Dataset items

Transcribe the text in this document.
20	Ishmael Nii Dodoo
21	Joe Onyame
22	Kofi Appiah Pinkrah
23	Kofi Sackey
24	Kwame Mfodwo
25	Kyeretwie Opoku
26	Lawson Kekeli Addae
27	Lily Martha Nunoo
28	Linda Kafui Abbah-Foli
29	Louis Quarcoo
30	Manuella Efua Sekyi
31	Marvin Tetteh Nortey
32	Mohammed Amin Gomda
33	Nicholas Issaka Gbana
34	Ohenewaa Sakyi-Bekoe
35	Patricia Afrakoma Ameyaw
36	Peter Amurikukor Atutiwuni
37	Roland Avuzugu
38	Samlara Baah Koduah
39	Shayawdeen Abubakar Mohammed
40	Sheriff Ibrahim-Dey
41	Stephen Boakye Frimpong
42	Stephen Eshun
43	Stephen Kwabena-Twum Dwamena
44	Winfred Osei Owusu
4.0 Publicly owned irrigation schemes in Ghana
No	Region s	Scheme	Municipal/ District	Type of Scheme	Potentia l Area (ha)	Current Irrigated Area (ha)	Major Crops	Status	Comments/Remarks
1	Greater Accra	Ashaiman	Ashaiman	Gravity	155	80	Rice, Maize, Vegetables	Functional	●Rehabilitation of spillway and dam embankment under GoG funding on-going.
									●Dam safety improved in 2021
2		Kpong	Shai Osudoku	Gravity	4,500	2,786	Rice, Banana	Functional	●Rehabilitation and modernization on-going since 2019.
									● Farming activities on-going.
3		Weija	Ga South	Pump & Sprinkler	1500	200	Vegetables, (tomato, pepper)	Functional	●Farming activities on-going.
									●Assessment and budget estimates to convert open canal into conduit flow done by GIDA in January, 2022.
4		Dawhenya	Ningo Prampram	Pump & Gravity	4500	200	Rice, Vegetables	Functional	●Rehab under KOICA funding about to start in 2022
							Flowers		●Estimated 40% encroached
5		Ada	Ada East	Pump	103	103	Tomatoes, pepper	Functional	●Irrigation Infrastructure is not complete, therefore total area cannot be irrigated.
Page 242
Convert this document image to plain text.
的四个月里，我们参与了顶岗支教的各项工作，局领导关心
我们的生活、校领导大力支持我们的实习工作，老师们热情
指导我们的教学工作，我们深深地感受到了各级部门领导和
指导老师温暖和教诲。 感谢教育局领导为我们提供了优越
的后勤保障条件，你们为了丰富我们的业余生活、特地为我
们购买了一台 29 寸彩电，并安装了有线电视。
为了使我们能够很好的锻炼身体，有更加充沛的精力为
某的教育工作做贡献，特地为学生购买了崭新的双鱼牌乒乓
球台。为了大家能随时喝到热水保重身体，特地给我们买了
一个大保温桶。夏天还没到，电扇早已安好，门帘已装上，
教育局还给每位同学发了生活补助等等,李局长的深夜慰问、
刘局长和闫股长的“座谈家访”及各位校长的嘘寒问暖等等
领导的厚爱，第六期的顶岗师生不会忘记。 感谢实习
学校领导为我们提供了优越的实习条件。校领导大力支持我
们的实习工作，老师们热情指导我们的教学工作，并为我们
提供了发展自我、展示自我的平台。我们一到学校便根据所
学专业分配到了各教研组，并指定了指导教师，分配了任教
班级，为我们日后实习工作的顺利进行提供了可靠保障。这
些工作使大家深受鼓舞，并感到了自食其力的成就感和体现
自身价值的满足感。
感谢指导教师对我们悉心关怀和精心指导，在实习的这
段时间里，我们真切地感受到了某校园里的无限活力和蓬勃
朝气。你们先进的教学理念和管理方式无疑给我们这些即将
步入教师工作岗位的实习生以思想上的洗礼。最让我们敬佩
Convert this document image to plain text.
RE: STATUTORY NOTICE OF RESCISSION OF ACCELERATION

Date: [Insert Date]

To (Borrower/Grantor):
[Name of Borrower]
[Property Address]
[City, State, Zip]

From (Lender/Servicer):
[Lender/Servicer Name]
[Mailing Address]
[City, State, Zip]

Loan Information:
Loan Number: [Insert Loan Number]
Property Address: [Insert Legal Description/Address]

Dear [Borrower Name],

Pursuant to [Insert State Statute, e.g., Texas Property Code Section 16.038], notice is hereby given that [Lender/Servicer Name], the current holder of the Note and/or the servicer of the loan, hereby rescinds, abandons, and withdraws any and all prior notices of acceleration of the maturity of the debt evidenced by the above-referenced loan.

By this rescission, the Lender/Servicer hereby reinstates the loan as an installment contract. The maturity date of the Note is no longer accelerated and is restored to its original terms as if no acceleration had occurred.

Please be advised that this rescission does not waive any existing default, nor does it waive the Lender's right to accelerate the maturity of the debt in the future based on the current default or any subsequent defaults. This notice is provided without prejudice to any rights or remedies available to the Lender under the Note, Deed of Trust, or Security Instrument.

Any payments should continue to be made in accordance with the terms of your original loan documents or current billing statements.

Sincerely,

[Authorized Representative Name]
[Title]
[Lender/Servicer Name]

What you will do. Set out the complete listing exactly as shown.

Solution.
Transcribe the text in this document.
20	Ishmael Nii Dodoo
21	Joe Onyame
22	Kofi Appiah Pinkrah
23	Kofi Sackey
24	Kwame Mfodwo
25	Kyeretwie Opoku
26	Lawson Kekeli Addae
27	Lily Martha Nunoo
28	Linda Kafui Abbah-Foli
29	Louis Quarcoo
30	Manuella Efua Sekyi
31	Marvin Tetteh Nortey
32	Mohammed Amin Gomda
33	Nicholas Issaka Gbana
34	Ohenewaa Sakyi-Bekoe
35	Patricia Afrakoma Ameyaw
36	Peter Amurikukor Atutiwuni
37	Roland Avuzugu
38	Samlara Baah Koduah
39	Shayawdeen Abubakar Mohammed
40	Sheriff Ibrahim-Dey
41	Stephen Boakye Frimpong
42	Stephen Eshun
43	Stephen Kwabena-Twum Dwamena
44	Winfred Osei Owusu
4.0 Publicly owned irrigation schemes in Ghana
No	Region s	Scheme	Municipal/ District	Type of Scheme	Potentia l Area (ha)	Current Irrigated Area (ha)	Major Crops	Status	Comments/Remarks
1	Greater Accra	Ashaiman	Ashaiman	Gravity	155	80	Rice, Maize, Vegetables	Functional	●Rehabilitation of spillway and dam embankment under GoG funding on-going.
									●Dam safety improved in 2021
2		Kpong	Shai Osudoku	Gravity	4,500	2,786	Rice, Banana	Functional	●Rehabilitation and modernization on-going since 2019.
									● Farming activities on-going.
3		Weija	Ga South	Pump & Sprinkler	1500	200	Vegetables, (tomato, pepper)	Functional	●Farming activities on-going.
									●Assessment and budget estimates to convert open canal into conduit flow done by GIDA in January, 2022.
4		Dawhenya	Ningo Prampram	Pump & Gravity	4500	200	Rice, Vegetables	Functional	●Rehab under KOICA funding about to start in 2022
							Flowers		●Estimated 40% encroached
5		Ada	Ada East	Pump	103	103	Tomatoes, pepper	Functional	●Irrigation Infrastructure is not complete, therefore total area cannot be irrigated.
Page 242
Convert this document image to plain text.
的四个月里，我们参与了顶岗支教的各项工作，局领导关心
我们的生活、校领导大力支持我们的实习工作，老师们热情
指导我们的教学工作，我们深深地感受到了各级部门领导和
指导老师温暖和教诲。 感谢教育局领导为我们提供了优越
的后勤保障条件，你们为了丰富我们的业余生活、特地为我
们购买了一台 29 寸彩电，并安装了有线电视。
为了使我们能够很好的锻炼身体，有更加充沛的精力为
某的教育工作做贡献，特地为学生购买了崭新的双鱼牌乒乓
球台。为了大家能随时喝到热水保重身体，特地给我们买了
一个大保温桶。夏天还没到，电扇早已安好，门帘已装上，
教育局还给每位同学发了生活补助等等,李局长的深夜慰问、
刘局长和闫股长的“座谈家访”及各位校长的嘘寒问暖等等
领导的厚爱，第六期的顶岗师生不会忘记。 感谢实习
学校领导为我们提供了优越的实习条件。校领导大力支持我
们的实习工作，老师们热情指导我们的教学工作，并为我们
提供了发展自我、展示自我的平台。我们一到学校便根据所
学专业分配到了各教研组，并指定了指导教师，分配了任教
班级，为我们日后实习工作的顺利进行提供了可靠保障。这
些工作使大家深受鼓舞，并感到了自食其力的成就感和体现
自身价值的满足感。
感谢指导教师对我们悉心关怀和精心指导，在实习的这
段时间里，我们真切地感受到了某校园里的无限活力和蓬勃
朝气。你们先进的教学理念和管理方式无疑给我们这些即将
步入教师工作岗位的实习生以思想上的洗礼。最让我们敬佩
Convert this document image to plain text.
RE: STATUTORY NOTICE OF RESCISSION OF ACCELERATION

Date: [Insert Date]

To (Borrower/Grantor):
[Name of Borrower]
[Property Address]
[City, State, Zip]

From (Lender/Servicer):
[Lender/Servicer Name]
[Mailing Address]
[City, State, Zip]

Loan Information:
Loan Number: [Insert Loan Number]
Property Address: [Insert Legal Description/Address]

Dear [Borrower Name],

Pursuant to [Insert State Statute, e.g., Texas Property Code Section 16.038], notice is hereby given that [Lender/Servicer Name], the current holder of the Note and/or the servicer of the loan, hereby rescinds, abandons, and withdraws any and all prior notices of acceleration of the maturity of the debt evidenced by the above-referenced loan.

By this rescission, the Lender/Servicer hereby reinstates the loan as an installment contract. The maturity date of the Note is no longer accelerated and is restored to its original terms as if no acceleration had occurred.

Please be advised that this rescission does not waive any existing default, nor does it waive the Lender's right to accelerate the maturity of the debt in the future based on the current default or any subsequent defaults. This notice is provided without prejudice to any rights or remedies available to the Lender under the Note, Deed of Trust, or Security Instrument.

Any payments should continue to be made in accordance with the terms of your original loan documents or current billing statements.

Sincerely,

[Authorized Representative Name]
[Title]
[Lender/Servicer Name]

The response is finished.